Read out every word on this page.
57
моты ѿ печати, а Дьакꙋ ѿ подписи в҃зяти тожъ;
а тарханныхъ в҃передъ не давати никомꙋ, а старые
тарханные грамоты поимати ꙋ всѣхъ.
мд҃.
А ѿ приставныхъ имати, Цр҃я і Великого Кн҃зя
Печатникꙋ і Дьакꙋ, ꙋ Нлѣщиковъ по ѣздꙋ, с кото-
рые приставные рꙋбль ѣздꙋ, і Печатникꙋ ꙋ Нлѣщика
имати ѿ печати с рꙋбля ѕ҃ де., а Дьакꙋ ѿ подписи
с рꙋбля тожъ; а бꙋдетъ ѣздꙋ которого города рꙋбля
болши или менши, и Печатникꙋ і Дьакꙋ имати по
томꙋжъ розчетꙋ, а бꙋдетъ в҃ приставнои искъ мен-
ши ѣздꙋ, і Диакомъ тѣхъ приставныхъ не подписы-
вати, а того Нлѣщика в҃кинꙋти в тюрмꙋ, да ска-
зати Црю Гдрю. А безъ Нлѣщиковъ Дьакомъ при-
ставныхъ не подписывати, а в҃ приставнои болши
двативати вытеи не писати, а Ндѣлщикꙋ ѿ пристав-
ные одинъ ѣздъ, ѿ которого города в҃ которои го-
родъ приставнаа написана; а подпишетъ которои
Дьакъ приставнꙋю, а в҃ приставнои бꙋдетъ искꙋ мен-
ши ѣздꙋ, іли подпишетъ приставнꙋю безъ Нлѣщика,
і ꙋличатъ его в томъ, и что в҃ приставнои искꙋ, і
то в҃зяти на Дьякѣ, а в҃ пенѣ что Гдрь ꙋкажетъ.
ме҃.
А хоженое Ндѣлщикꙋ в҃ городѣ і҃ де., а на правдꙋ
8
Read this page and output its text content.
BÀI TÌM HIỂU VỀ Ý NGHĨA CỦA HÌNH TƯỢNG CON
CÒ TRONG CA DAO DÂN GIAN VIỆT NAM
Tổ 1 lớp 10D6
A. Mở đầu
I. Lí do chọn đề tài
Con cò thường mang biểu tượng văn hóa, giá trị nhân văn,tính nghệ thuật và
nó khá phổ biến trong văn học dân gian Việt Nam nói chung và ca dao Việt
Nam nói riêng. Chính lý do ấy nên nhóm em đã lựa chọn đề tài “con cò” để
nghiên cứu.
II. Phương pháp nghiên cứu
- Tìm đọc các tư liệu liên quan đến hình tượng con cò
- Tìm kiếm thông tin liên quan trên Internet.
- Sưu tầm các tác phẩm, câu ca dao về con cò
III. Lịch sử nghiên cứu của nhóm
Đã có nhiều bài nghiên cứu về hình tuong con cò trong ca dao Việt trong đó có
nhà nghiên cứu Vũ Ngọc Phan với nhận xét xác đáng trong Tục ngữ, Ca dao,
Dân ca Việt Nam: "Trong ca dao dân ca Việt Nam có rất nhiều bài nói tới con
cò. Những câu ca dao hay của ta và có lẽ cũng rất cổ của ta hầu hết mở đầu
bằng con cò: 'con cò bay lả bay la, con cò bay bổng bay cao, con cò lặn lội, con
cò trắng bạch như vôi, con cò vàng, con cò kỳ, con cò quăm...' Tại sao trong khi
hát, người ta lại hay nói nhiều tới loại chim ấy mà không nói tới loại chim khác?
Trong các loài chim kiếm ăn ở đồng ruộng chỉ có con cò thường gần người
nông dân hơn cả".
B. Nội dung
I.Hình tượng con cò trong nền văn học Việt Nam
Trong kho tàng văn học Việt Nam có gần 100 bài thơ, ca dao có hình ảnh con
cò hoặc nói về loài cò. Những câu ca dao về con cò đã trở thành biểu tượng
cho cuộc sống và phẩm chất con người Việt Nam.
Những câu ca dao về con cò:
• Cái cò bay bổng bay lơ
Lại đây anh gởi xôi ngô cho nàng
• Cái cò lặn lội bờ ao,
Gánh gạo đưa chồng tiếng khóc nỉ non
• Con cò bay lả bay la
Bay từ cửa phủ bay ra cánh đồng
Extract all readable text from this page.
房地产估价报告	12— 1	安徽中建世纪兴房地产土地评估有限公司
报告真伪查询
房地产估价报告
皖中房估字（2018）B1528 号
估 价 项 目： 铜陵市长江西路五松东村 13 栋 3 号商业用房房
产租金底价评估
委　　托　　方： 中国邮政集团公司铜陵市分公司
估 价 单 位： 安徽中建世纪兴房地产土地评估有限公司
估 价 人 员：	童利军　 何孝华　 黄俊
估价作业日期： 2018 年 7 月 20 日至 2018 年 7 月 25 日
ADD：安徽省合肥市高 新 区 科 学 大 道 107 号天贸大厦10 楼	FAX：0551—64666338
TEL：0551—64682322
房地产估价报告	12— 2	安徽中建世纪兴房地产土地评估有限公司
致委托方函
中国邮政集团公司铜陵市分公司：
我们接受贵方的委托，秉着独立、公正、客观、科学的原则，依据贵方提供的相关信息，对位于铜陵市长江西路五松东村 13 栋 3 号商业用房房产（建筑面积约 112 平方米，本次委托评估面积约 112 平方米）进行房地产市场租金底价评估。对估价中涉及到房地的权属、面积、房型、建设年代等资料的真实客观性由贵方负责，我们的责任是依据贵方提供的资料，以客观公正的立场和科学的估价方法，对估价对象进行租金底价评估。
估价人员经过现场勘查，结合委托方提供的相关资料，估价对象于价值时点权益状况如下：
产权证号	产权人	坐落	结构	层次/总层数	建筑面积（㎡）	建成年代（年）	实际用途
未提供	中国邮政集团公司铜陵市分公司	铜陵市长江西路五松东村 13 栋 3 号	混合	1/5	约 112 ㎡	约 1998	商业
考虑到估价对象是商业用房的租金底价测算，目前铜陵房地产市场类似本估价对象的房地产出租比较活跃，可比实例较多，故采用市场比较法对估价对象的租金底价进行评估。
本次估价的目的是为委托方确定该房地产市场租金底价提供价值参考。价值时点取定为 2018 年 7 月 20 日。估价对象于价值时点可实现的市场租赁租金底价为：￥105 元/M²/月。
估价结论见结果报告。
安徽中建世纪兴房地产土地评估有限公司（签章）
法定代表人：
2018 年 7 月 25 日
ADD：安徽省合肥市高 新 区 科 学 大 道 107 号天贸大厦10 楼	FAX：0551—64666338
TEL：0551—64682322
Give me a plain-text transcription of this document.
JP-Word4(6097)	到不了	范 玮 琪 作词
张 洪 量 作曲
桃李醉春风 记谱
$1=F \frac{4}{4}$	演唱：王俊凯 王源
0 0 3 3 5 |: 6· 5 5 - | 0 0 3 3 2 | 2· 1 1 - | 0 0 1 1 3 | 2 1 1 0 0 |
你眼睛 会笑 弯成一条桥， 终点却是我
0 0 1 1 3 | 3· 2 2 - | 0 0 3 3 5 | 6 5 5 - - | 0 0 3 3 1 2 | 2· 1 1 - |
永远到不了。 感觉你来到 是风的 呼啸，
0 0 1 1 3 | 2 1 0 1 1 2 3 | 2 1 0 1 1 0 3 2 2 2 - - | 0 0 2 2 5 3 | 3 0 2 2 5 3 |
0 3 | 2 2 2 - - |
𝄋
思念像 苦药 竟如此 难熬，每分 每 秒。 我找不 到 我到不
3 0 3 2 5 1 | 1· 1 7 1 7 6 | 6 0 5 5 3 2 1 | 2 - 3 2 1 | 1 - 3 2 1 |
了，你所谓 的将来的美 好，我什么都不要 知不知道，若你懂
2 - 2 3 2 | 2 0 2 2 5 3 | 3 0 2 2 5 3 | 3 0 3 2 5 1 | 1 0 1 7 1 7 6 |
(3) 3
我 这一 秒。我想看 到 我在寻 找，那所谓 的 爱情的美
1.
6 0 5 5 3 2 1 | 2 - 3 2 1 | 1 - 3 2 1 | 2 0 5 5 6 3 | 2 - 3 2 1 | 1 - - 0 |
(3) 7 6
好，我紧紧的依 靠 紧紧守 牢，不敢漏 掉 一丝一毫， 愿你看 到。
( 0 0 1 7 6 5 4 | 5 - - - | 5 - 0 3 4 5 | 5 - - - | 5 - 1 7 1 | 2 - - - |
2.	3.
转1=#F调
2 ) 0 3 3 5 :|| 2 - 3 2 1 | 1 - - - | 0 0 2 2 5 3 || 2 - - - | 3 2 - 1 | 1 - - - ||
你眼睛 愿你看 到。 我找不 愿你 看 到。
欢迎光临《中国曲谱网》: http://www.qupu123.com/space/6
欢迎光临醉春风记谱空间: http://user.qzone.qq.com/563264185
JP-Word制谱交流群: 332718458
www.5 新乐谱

WHAT NEEDS TO BE DONE:
Tally the lines of the material above that contain the word "искꙋ" and report the total alone.

SOLUTION TO THE EXERCISE:
2